### What the exercise asks
Write the records out again exactly, leaving no images in.

----- Raw records

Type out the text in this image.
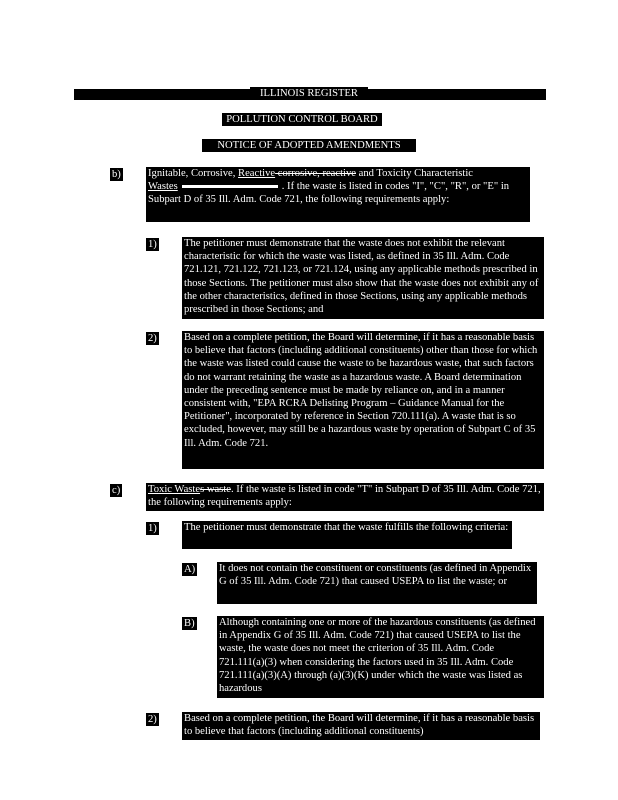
ILLINOIS REGISTER
POLLUTION CONTROL BOARD
NOTICE OF ADOPTED AMENDMENTS
b)	Ignitable, Corrosive, Reactive corrosive, reactive and Toxicity Characteristic
Wastes	. If the waste is listed in codes "I", "C", "R", or "E" in Subpart D of 35 Ill. Adm. Code 721, the following requirements apply:
1)	The petitioner must demonstrate that the waste does not exhibit the relevant characteristic for which the waste was listed, as defined in 35 Ill. Adm. Code 721.121, 721.122, 721.123, or 721.124, using any applicable methods prescribed in those Sections. The petitioner must also show that the waste does not exhibit any of the other characteristics, defined in those Sections, using any applicable methods prescribed in those Sections; and
2)	Based on a complete petition, the Board will determine, if it has a reasonable basis to believe that factors (including additional constituents) other than those for which the waste was listed could cause the waste to be hazardous waste, that such factors do not warrant retaining the waste as a hazardous waste. A Board determination under the preceding sentence must be made by reliance on, and in a manner consistent with, "EPA RCRA Delisting Program – Guidance Manual for the Petitioner", incorporated by reference in Section 720.111(a). A waste that is so excluded, however, may still be a hazardous waste by operation of Subpart C of 35 Ill. Adm. Code 721.
c)	Toxic Wastes waste. If the waste is listed in code "T" in Subpart D of 35 Ill. Adm. Code 721, the following requirements apply:
1)	The petitioner must demonstrate that the waste fulfills the following criteria:
A) It does not contain the constituent or constituents (as defined in Appendix G of 35 Ill. Adm. Code 721) that caused USEPA to list the waste; or
B) Although containing one or more of the hazardous constituents (as defined in Appendix G of 35 Ill. Adm. Code 721) that caused USEPA to list the waste, the waste does not meet the criterion of 35 Ill. Adm. Code 721.111(a)(3) when considering the factors used in 35 Ill. Adm. Code 721.111(a)(3)(A) through (a)(3)(K) under which the waste was listed as hazardous
2)	Based on a complete petition, the Board will determine, if it has a reasonable basis to believe that factors (including additional constituents)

----------

### Finished answer
Type out the text in this image.
ILLINOIS REGISTER
POLLUTION CONTROL BOARD
NOTICE OF ADOPTED AMENDMENTS
b)	Ignitable, Corrosive, Reactive corrosive, reactive and Toxicity Characteristic
Wastes	. If the waste is listed in codes "I", "C", "R", or "E" in Subpart D of 35 Ill. Adm. Code 721, the following requirements apply:
1)	The petitioner must demonstrate that the waste does not exhibit the relevant characteristic for which the waste was listed, as defined in 35 Ill. Adm. Code 721.121, 721.122, 721.123, or 721.124, using any applicable methods prescribed in those Sections. The petitioner must also show that the waste does not exhibit any of the other characteristics, defined in those Sections, using any applicable methods prescribed in those Sections; and
2)	Based on a complete petition, the Board will determine, if it has a reasonable basis to believe that factors (including additional constituents) other than those for which the waste was listed could cause the waste to be hazardous waste, that such factors do not warrant retaining the waste as a hazardous waste. A Board determination under the preceding sentence must be made by reliance on, and in a manner consistent with, "EPA RCRA Delisting Program – Guidance Manual for the Petitioner", incorporated by reference in Section 720.111(a). A waste that is so excluded, however, may still be a hazardous waste by operation of Subpart C of 35 Ill. Adm. Code 721.
c)	Toxic Wastes waste. If the waste is listed in code "T" in Subpart D of 35 Ill. Adm. Code 721, the following requirements apply:
1)	The petitioner must demonstrate that the waste fulfills the following criteria:
A) It does not contain the constituent or constituents (as defined in Appendix G of 35 Ill. Adm. Code 721) that caused USEPA to list the waste; or
B) Although containing one or more of the hazardous constituents (as defined in Appendix G of 35 Ill. Adm. Code 721) that caused USEPA to list the waste, the waste does not meet the criterion of 35 Ill. Adm. Code 721.111(a)(3) when considering the factors used in 35 Ill. Adm. Code 721.111(a)(3)(A) through (a)(3)(K) under which the waste was listed as hazardous
2)	Based on a complete petition, the Board will determine, if it has a reasonable basis to believe that factors (including additional constituents)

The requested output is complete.